• WRITTEN TASK: The records below hold pictures; please leave those out and retype the rest exactly.

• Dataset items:
● ● ● ●

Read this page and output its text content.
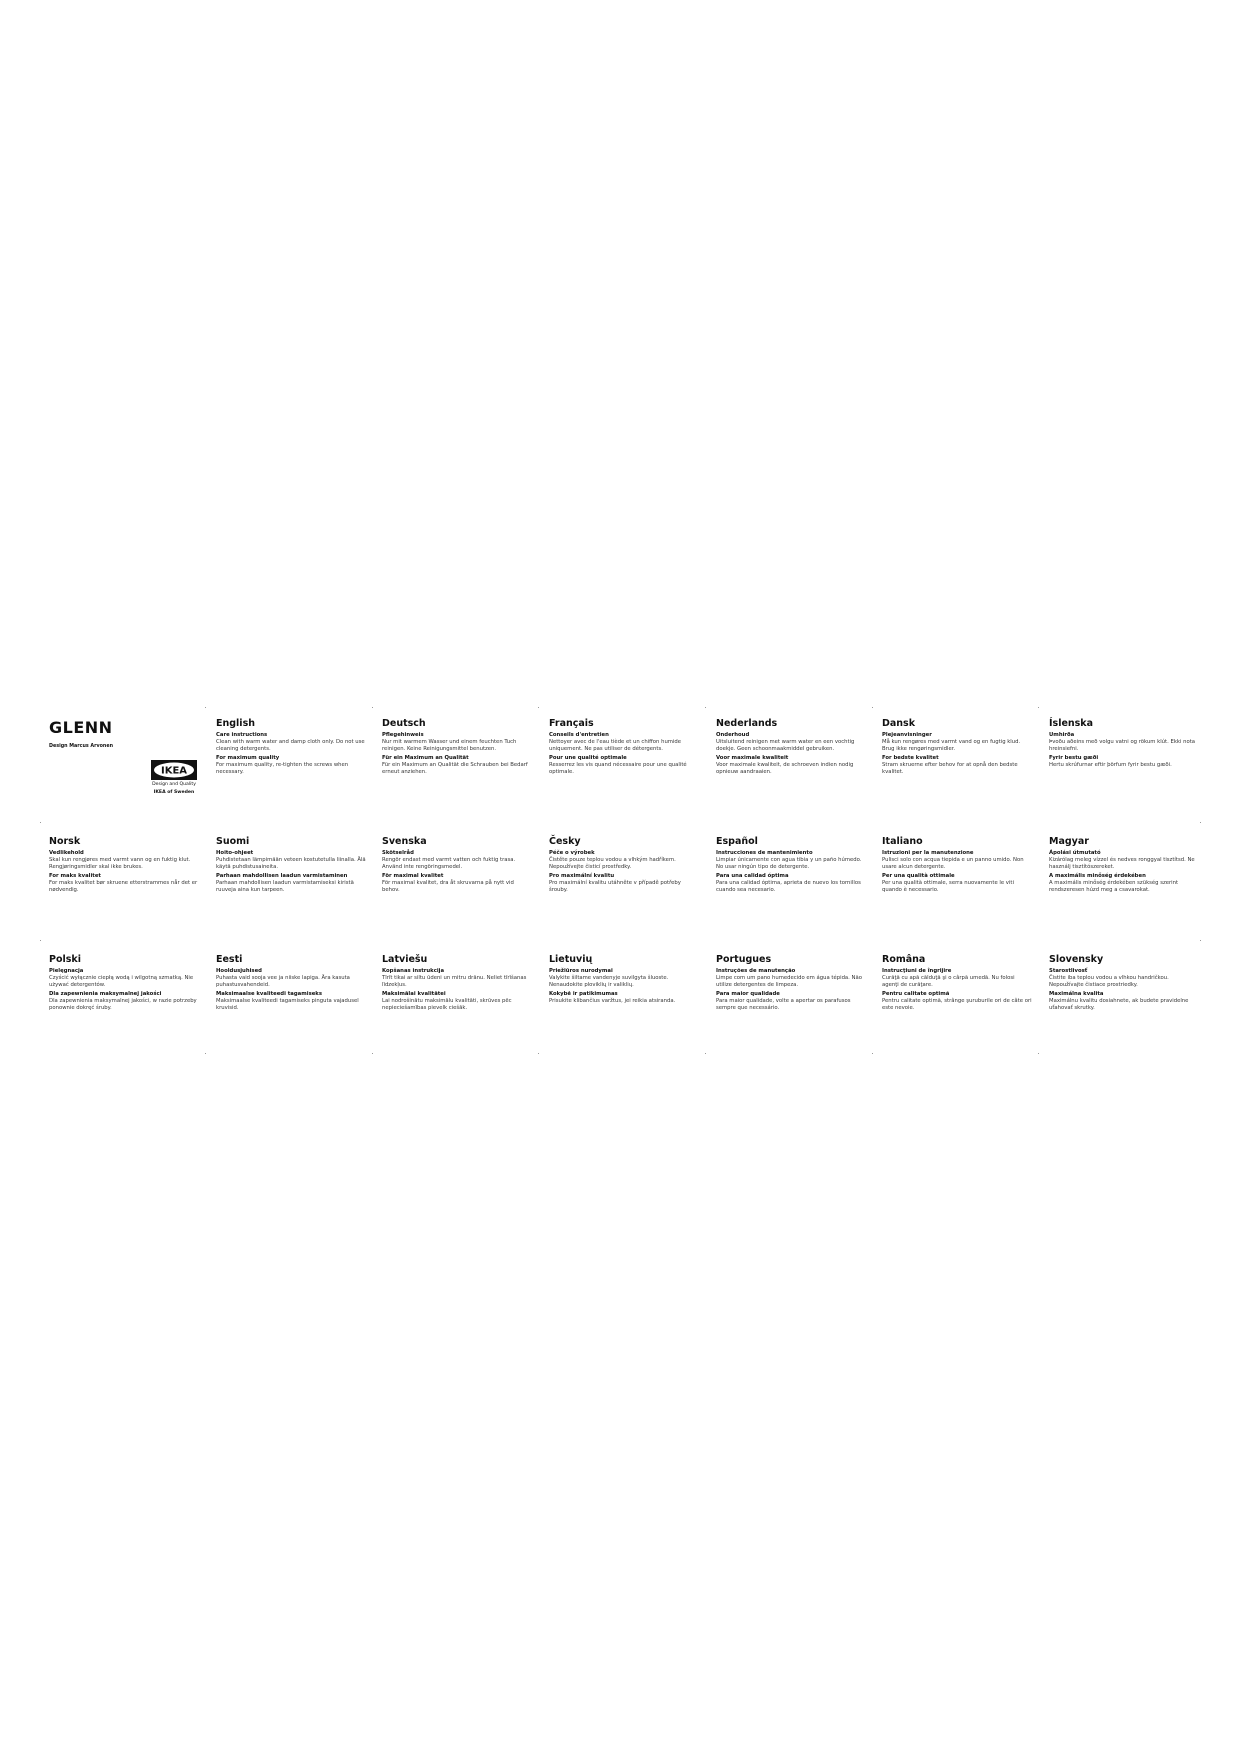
GLENN

Design Marcus Arvonen

IKEA

Design and Quality

IKEA of Sweden

English

Care instructions

Clean with warm water and damp cloth only. Do not use cleaning detergents.

For maximum quality

For maximum quality, re-tighten the screws when necessary.

Deutsch

Pflegehinweis

Nur mit warmem Wasser und einem feuchten Tuch reinigen. Keine Reinigungsmittel benutzen.

Für ein Maximum an Qualität

Für ein Maximum an Qualität die Schrauben bei Bedarf erneut anziehen.

Français

Conseils d'entretien

Nettoyer avec de l'eau tiède et un chiffon humide uniquement. Ne pas utiliser de détergents.

Pour une qualité optimale

Resserrez les vis quand nécessaire pour une qualité optimale.

Nederlands

Onderhoud

Uitsluitend reinigen met warm water en een vochtig doekje. Geen schoonmaakmiddel gebruiken.

Voor maximale kwaliteit

Voor maximale kwaliteit, de schroeven indien nodig opnieuw aandraaien.

Dansk

Plejeanvisninger

Må kun rengøres med varmt vand og en fugtig klud. Brug ikke rengøringsmidler.

For bedste kvalitet

Stram skruerne efter behov for at opnå den bedste kvalitet.

Íslenska

Umhirða

Þvoðu aðeins með volgu vatni og rökum klút. Ekki nota hreinsiefni.

Fyrir bestu gæði

Hertu skrúfurnar eftir þörfum fyrir bestu gæði.

Norsk

Vedlikehold

Skal kun rengjøres med varmt vann og en fuktig klut. Rengjøringsmidler skal ikke brukes.

For maks kvalitet

For maks kvalitet bør skruene etterstrammes når det er nødvendig.

Suomi

Hoito-ohjeet

Puhdistetaan lämpimään veteen kostutetulla liinalla. Älä käytä puhdistusaineita.

Parhaan mahdollisen laadun varmistaminen

Parhaan mahdollisen laadun varmistamiseksi kiristä ruuveja aina kun tarpeen.

Svenska

Skötselråd

Rengör endast med varmt vatten och fuktig trasa. Använd inte rengöringsmedel.

För maximal kvalitet

För maximal kvalitet, dra åt skruvarna på nytt vid behov.

Česky

Péče o výrobek

Čistěte pouze teplou vodou a vlhkým hadříkem. Nepoužívejte čisticí prostředky.

Pro maximální kvalitu

Pro maximální kvalitu utáhněte v případě potřeby šrouby.

Español

Instrucciones de mantenimiento

Limpiar únicamente con agua tibia y un paño húmedo. No usar ningún tipo de detergente.

Para una calidad óptima

Para una calidad óptima, aprieta de nuevo los tornillos cuando sea necesario.

Italiano

Istruzioni per la manutenzione

Pulisci solo con acqua tiepida e un panno umido. Non usare alcun detergente.

Per una qualità ottimale

Per una qualità ottimale, serra nuovamente le viti quando è necessario.

Magyar

Ápolási útmutató

Kizárólag meleg vízzel és nedves ronggyal tisztítsd. Ne használj tisztítószereket.

A maximális minőség érdekében

A maximális minőség érdekében szükség szerint rendszeresen húzd meg a csavarokat.

Polski

Pielęgnacja

Czyścić wyłącznie ciepłą wodą i wilgotną szmatką. Nie używać detergentów.

Dla zapewnienia maksymalnej jakości

Dla zapewnienia maksymalnej jakości, w razie potrzeby ponownie dokręć śruby.

Eesti

Hooldusjuhised

Puhasta vaid sooja vee ja niiske lapiga. Ära kasuta puhastusvahendeid.

Maksimaalse kvaliteedi tagamiseks

Maksimaalse kvaliteedi tagamiseks pinguta vajadusel kruvisid.

Latviešu

Kopšanas instrukcija

Tīrīt tikai ar siltu ūdeni un mitru drānu. Neliet tīrīšanas līdzekļus.

Maksimālai kvalitātei

Lai nodrošinātu maksimālu kvalitāti, skrūves pēc nepieciešamības pievelk ciešāk.

Lietuvių

Priežiūros nurodymai

Valykite šiltame vandenyje suvilgyta šluoste. Nenaudokite ploviklių ir valiklių.

Kokybė ir patikimumas

Prisukite klibančius varžtus, jei reikia atsiranda.

Portugues

Instruções de manutenção

Limpe com um pano humedecido em água tépida. Não utilize detergentes de limpeza.

Para maior qualidade

Para maior qualidade, volte a apertar os parafusos sempre que necessário.

Româna

Instrucţiuni de îngrijire

Curăţă cu apă călduţă şi o cârpă umedă. Nu folosi agenţi de curăţare.

Pentru calitate optimă

Pentru calitate optimă, strânge şuruburile ori de câte ori este nevoie.

Slovensky

Starostlivosť

Čistite iba teplou vodou a vlhkou handričkou. Nepoužívajte čistiace prostriedky.

Maximálna kvalita

Maximálnu kvalitu dosiahnete, ak budete pravidelne uťahovať skrutky.
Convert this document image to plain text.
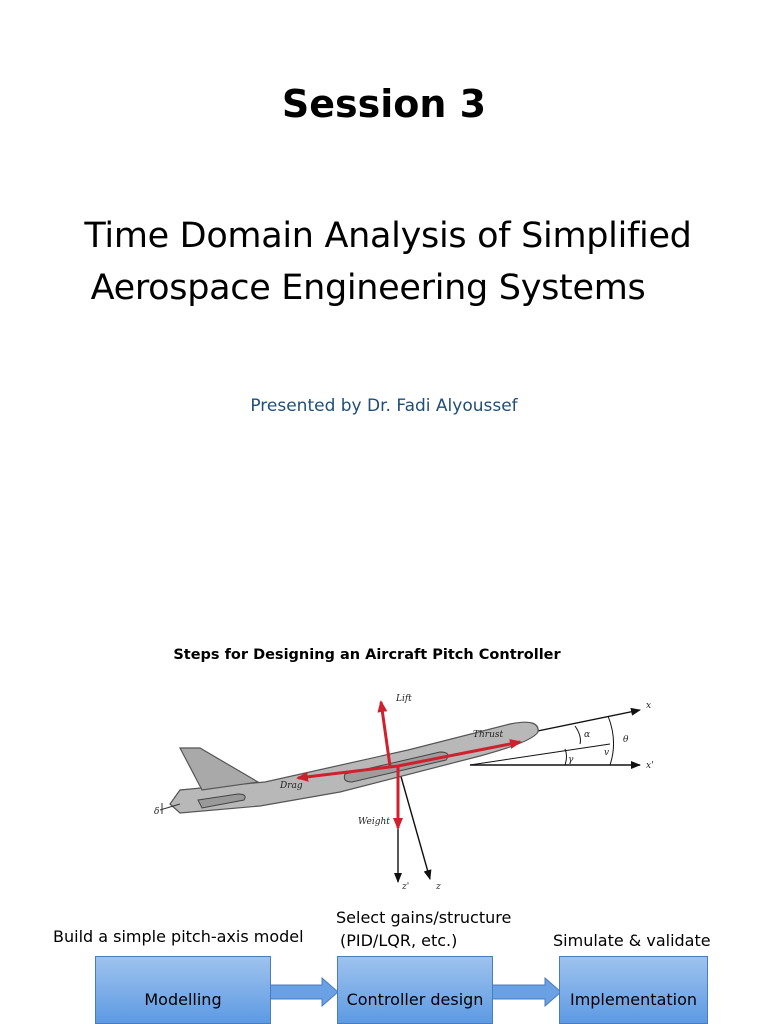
Session 3
Time Domain Analysis of Simplified
Aerospace Engineering Systems
Presented by Dr. Fadi Alyoussef
Steps for Designing an Aircraft Pitch Controller
Lift
Thrust
Drag
Weight
x
x'
z'	z
α	θ
γ
v
δ
Build a simple pitch-axis model
Select gains/structure
(PID/LQR, etc.)	Simulate & validate
Modelling	Controller design	Implementation
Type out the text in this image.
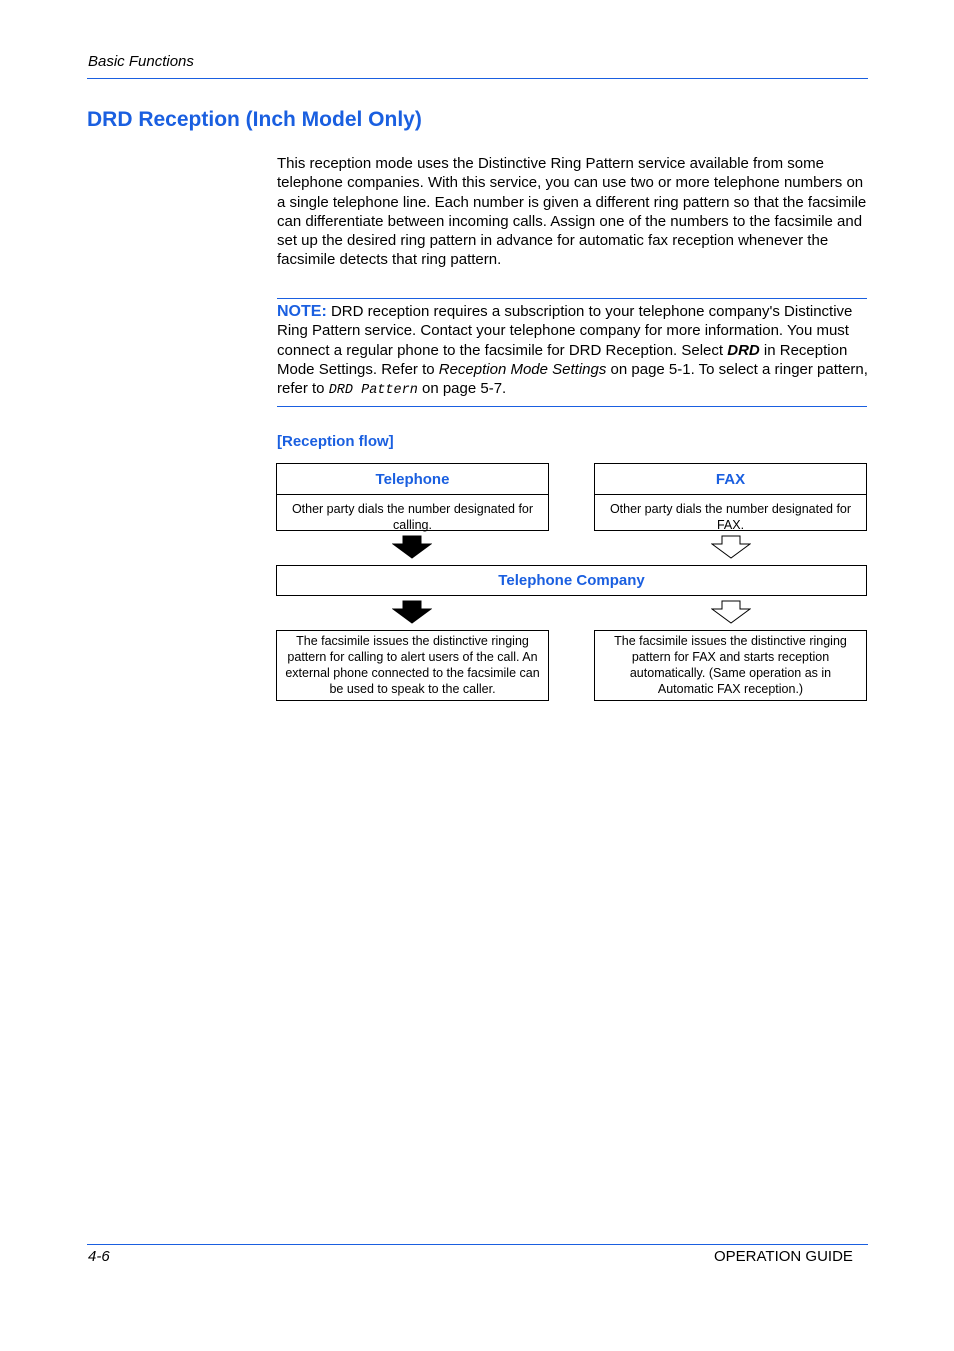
Basic Functions
DRD Reception (Inch Model Only)

This reception mode uses the Distinctive Ring Pattern service available from some telephone companies. With this service, you can use two or more telephone numbers on a single telephone line. Each number is given a different ring pattern so that the facsimile can differentiate between incoming calls. Assign one of the numbers to the facsimile and set up the desired ring pattern in advance for automatic fax reception whenever the facsimile detects that ring pattern.

NOTE: DRD reception requires a subscription to your telephone company's Distinctive Ring Pattern service. Contact your telephone company for more information. You must connect a regular phone to the facsimile for DRD Reception. Select DRD in Reception Mode Settings. Refer to Reception Mode Settings on page 5-1. To select a ringer pattern, refer to DRD Pattern on page 5-7.

[Reception flow]
Telephone
Other party dials the number designated for calling.
FAX
Other party dials the number designated for FAX.
Telephone Company
The facsimile issues the distinctive ringing pattern for calling to alert users of the call. An external phone connected to the facsimile can be used to speak to the caller.
The facsimile issues the distinctive ringing pattern for FAX and starts reception automatically. (Same operation as in Automatic FAX reception.)
4-6	OPERATION GUIDE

● ● ● ●

• THE ANSWER:
Read this page and output its text content.
GLENN

Design Marcus Arvonen

IKEA

Design and Quality

IKEA of Sweden

English

Care instructions

Clean with warm water and damp cloth only. Do not use cleaning detergents.

For maximum quality

For maximum quality, re-tighten the screws when necessary.

Deutsch

Pflegehinweis

Nur mit warmem Wasser und einem feuchten Tuch reinigen. Keine Reinigungsmittel benutzen.

Für ein Maximum an Qualität

Für ein Maximum an Qualität die Schrauben bei Bedarf erneut anziehen.

Français

Conseils d'entretien

Nettoyer avec de l'eau tiède et un chiffon humide uniquement. Ne pas utiliser de détergents.

Pour une qualité optimale

Resserrez les vis quand nécessaire pour une qualité optimale.

Nederlands

Onderhoud

Uitsluitend reinigen met warm water en een vochtig doekje. Geen schoonmaakmiddel gebruiken.

Voor maximale kwaliteit

Voor maximale kwaliteit, de schroeven indien nodig opnieuw aandraaien.

Dansk

Plejeanvisninger

Må kun rengøres med varmt vand og en fugtig klud. Brug ikke rengøringsmidler.

For bedste kvalitet

Stram skruerne efter behov for at opnå den bedste kvalitet.

Íslenska

Umhirða

Þvoðu aðeins með volgu vatni og rökum klút. Ekki nota hreinsiefni.

Fyrir bestu gæði

Hertu skrúfurnar eftir þörfum fyrir bestu gæði.

Norsk

Vedlikehold

Skal kun rengjøres med varmt vann og en fuktig klut. Rengjøringsmidler skal ikke brukes.

For maks kvalitet

For maks kvalitet bør skruene etterstrammes når det er nødvendig.

Suomi

Hoito-ohjeet

Puhdistetaan lämpimään veteen kostutetulla liinalla. Älä käytä puhdistusaineita.

Parhaan mahdollisen laadun varmistaminen

Parhaan mahdollisen laadun varmistamiseksi kiristä ruuveja aina kun tarpeen.

Svenska

Skötselråd

Rengör endast med varmt vatten och fuktig trasa. Använd inte rengöringsmedel.

För maximal kvalitet

För maximal kvalitet, dra åt skruvarna på nytt vid behov.

Česky

Péče o výrobek

Čistěte pouze teplou vodou a vlhkým hadříkem. Nepoužívejte čisticí prostředky.

Pro maximální kvalitu

Pro maximální kvalitu utáhněte v případě potřeby šrouby.

Español

Instrucciones de mantenimiento

Limpiar únicamente con agua tibia y un paño húmedo. No usar ningún tipo de detergente.

Para una calidad óptima

Para una calidad óptima, aprieta de nuevo los tornillos cuando sea necesario.

Italiano

Istruzioni per la manutenzione

Pulisci solo con acqua tiepida e un panno umido. Non usare alcun detergente.

Per una qualità ottimale

Per una qualità ottimale, serra nuovamente le viti quando è necessario.

Magyar

Ápolási útmutató

Kizárólag meleg vízzel és nedves ronggyal tisztítsd. Ne használj tisztítószereket.

A maximális minőség érdekében

A maximális minőség érdekében szükség szerint rendszeresen húzd meg a csavarokat.

Polski

Pielęgnacja

Czyścić wyłącznie ciepłą wodą i wilgotną szmatką. Nie używać detergentów.

Dla zapewnienia maksymalnej jakości

Dla zapewnienia maksymalnej jakości, w razie potrzeby ponownie dokręć śruby.

Eesti

Hooldusjuhised

Puhasta vaid sooja vee ja niiske lapiga. Ära kasuta puhastusvahendeid.

Maksimaalse kvaliteedi tagamiseks

Maksimaalse kvaliteedi tagamiseks pinguta vajadusel kruvisid.

Latviešu

Kopšanas instrukcija

Tīrīt tikai ar siltu ūdeni un mitru drānu. Neliet tīrīšanas līdzekļus.

Maksimālai kvalitātei

Lai nodrošinātu maksimālu kvalitāti, skrūves pēc nepieciešamības pievelk ciešāk.

Lietuvių

Priežiūros nurodymai

Valykite šiltame vandenyje suvilgyta šluoste. Nenaudokite ploviklių ir valiklių.

Kokybė ir patikimumas

Prisukite klibančius varžtus, jei reikia atsiranda.

Portugues

Instruções de manutenção

Limpe com um pano humedecido em água tépida. Não utilize detergentes de limpeza.

Para maior qualidade

Para maior qualidade, volte a apertar os parafusos sempre que necessário.

Româna

Instrucţiuni de îngrijire

Curăţă cu apă călduţă şi o cârpă umedă. Nu folosi agenţi de curăţare.

Pentru calitate optimă

Pentru calitate optimă, strânge şuruburile ori de câte ori este nevoie.

Slovensky

Starostlivosť

Čistite iba teplou vodou a vlhkou handričkou. Nepoužívajte čistiace prostriedky.

Maximálna kvalita

Maximálnu kvalitu dosiahnete, ak budete pravidelne uťahovať skrutky.
Convert this document image to plain text.
Session 3
Time Domain Analysis of Simplified
Aerospace Engineering Systems
Presented by Dr. Fadi Alyoussef
Steps for Designing an Aircraft Pitch Controller
Lift
Thrust
Drag
Weight
x
x'
z'	z
α	θ
γ
v
δ
Build a simple pitch-axis model
Select gains/structure
(PID/LQR, etc.)	Simulate & validate
Modelling	Controller design	Implementation
Type out the text in this image.
Basic Functions
DRD Reception (Inch Model Only)

This reception mode uses the Distinctive Ring Pattern service available from some telephone companies. With this service, you can use two or more telephone numbers on a single telephone line. Each number is given a different ring pattern so that the facsimile can differentiate between incoming calls. Assign one of the numbers to the facsimile and set up the desired ring pattern in advance for automatic fax reception whenever the facsimile detects that ring pattern.

NOTE: DRD reception requires a subscription to your telephone company's Distinctive Ring Pattern service. Contact your telephone company for more information. You must connect a regular phone to the facsimile for DRD Reception. Select DRD in Reception Mode Settings. Refer to Reception Mode Settings on page 5-1. To select a ringer pattern, refer to DRD Pattern on page 5-7.

[Reception flow]
Telephone
Other party dials the number designated for calling.
FAX
Other party dials the number designated for FAX.
Telephone Company
The facsimile issues the distinctive ringing pattern for calling to alert users of the call. An external phone connected to the facsimile can be used to speak to the caller.
The facsimile issues the distinctive ringing pattern for FAX and starts reception automatically. (Same operation as in Automatic FAX reception.)
4-6	OPERATION GUIDE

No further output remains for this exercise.